- [Goal of the exercise] Copy the data below exactly, omitting any picture it contains.

# start of Material for this task

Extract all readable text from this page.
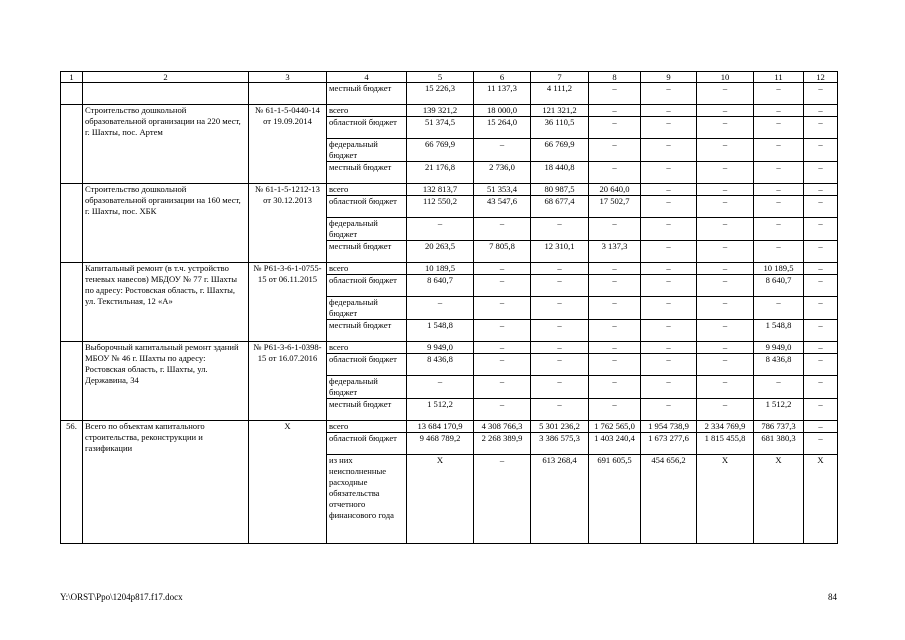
1	2	3	4	5	6	7	8	9	10	11	12
			местный бюджет	15 226,3	11 137,3	4 111,2	–	–	–	–	–
	Строительство дошкольной образовательной организации на 220 мест, г. Шахты, пос. Артем	№ 61-1-5-0440-14 от 19.09.2014	всего	139 321,2	18 000,0	121 321,2	–	–	–	–	–
			областной бюджет	51 374,5	15 264,0	36 110,5	–	–	–	–	–
			федеральный бюджет	66 769,9	–	66 769,9	–	–	–	–	–
			местный бюджет	21 176,8	2 736,0	18 440,8	–	–	–	–	–
	Строительство дошкольной образовательной организации на 160 мест, г. Шахты, пос. ХБК	№ 61-1-5-1212-13 от 30.12.2013	всего	132 813,7	51 353,4	80 987,5	20 640,0	–	–	–	–
			областной бюджет	112 550,2	43 547,6	68 677,4	17 502,7	–	–	–	–
			федеральный бюджет	–	–	–	–	–	–	–	–
			местный бюджет	20 263,5	7 805,8	12 310,1	3 137,3	–	–	–	–
	Капитальный ремонт (в т.ч. устройство теневых навесов) МБДОУ № 77 г. Шахты по адресу: Ростовская область, г. Шахты, ул. Текстильная, 12 «А»	№ Р61-3-6-1-0755-15 от 06.11.2015	всего	10 189,5	–	–	–	–	–	10 189,5	–
			областной бюджет	8 640,7	–	–	–	–	–	8 640,7	–
			федеральный бюджет	–	–	–	–	–	–	–	–
			местный бюджет	1 548,8	–	–	–	–	–	1 548,8	–
	Выборочный капитальный ремонт зданий МБОУ № 46 г. Шахты по адресу: Ростовская область, г. Шахты, ул. Державина, 34	№ Р61-3-6-1-0398-15 от 16.07.2016	всего	9 949,0	–	–	–	–	–	9 949,0	–
			областной бюджет	8 436,8	–	–	–	–	–	8 436,8	–
			федеральный бюджет	–	–	–	–	–	–	–	–
			местный бюджет	1 512,2	–	–	–	–	–	1 512,2	–
56.	Всего по объектам капитального строительства, реконструкции и газификации	Х	всего	13 684 170,9	4 308 766,3	5 301 236,2	1 762 565,0	1 954 738,9	2 334 769,9	786 737,3	–
			областной бюджет	9 468 789,2	2 268 389,9	3 386 575,3	1 403 240,4	1 673 277,6	1 815 455,8	681 380,3	–
			из них неисполненные расходные обязательства отчетного финансового года	Х	–	613 268,4	691 605,5	454 656,2	Х	Х	Х
Y:\ORST\Ppo\1204p817.f17.docx	84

# end of Material for this task

- [Reply]
Extract all readable text from this page.
1	2	3	4	5	6	7	8	9	10	11	12
			местный бюджет	15 226,3	11 137,3	4 111,2	–	–	–	–	–
	Строительство дошкольной образовательной организации на 220 мест, г. Шахты, пос. Артем	№ 61-1-5-0440-14 от 19.09.2014	всего	139 321,2	18 000,0	121 321,2	–	–	–	–	–
			областной бюджет	51 374,5	15 264,0	36 110,5	–	–	–	–	–
			федеральный бюджет	66 769,9	–	66 769,9	–	–	–	–	–
			местный бюджет	21 176,8	2 736,0	18 440,8	–	–	–	–	–
	Строительство дошкольной образовательной организации на 160 мест, г. Шахты, пос. ХБК	№ 61-1-5-1212-13 от 30.12.2013	всего	132 813,7	51 353,4	80 987,5	20 640,0	–	–	–	–
			областной бюджет	112 550,2	43 547,6	68 677,4	17 502,7	–	–	–	–
			федеральный бюджет	–	–	–	–	–	–	–	–
			местный бюджет	20 263,5	7 805,8	12 310,1	3 137,3	–	–	–	–
	Капитальный ремонт (в т.ч. устройство теневых навесов) МБДОУ № 77 г. Шахты по адресу: Ростовская область, г. Шахты, ул. Текстильная, 12 «А»	№ Р61-3-6-1-0755-15 от 06.11.2015	всего	10 189,5	–	–	–	–	–	10 189,5	–
			областной бюджет	8 640,7	–	–	–	–	–	8 640,7	–
			федеральный бюджет	–	–	–	–	–	–	–	–
			местный бюджет	1 548,8	–	–	–	–	–	1 548,8	–
	Выборочный капитальный ремонт зданий МБОУ № 46 г. Шахты по адресу: Ростовская область, г. Шахты, ул. Державина, 34	№ Р61-3-6-1-0398-15 от 16.07.2016	всего	9 949,0	–	–	–	–	–	9 949,0	–
			областной бюджет	8 436,8	–	–	–	–	–	8 436,8	–
			федеральный бюджет	–	–	–	–	–	–	–	–
			местный бюджет	1 512,2	–	–	–	–	–	1 512,2	–
56.	Всего по объектам капитального строительства, реконструкции и газификации	Х	всего	13 684 170,9	4 308 766,3	5 301 236,2	1 762 565,0	1 954 738,9	2 334 769,9	786 737,3	–
			областной бюджет	9 468 789,2	2 268 389,9	3 386 575,3	1 403 240,4	1 673 277,6	1 815 455,8	681 380,3	–
			из них неисполненные расходные обязательства отчетного финансового года	Х	–	613 268,4	691 605,5	454 656,2	Х	Х	Х
Y:\ORST\Ppo\1204p817.f17.docx	84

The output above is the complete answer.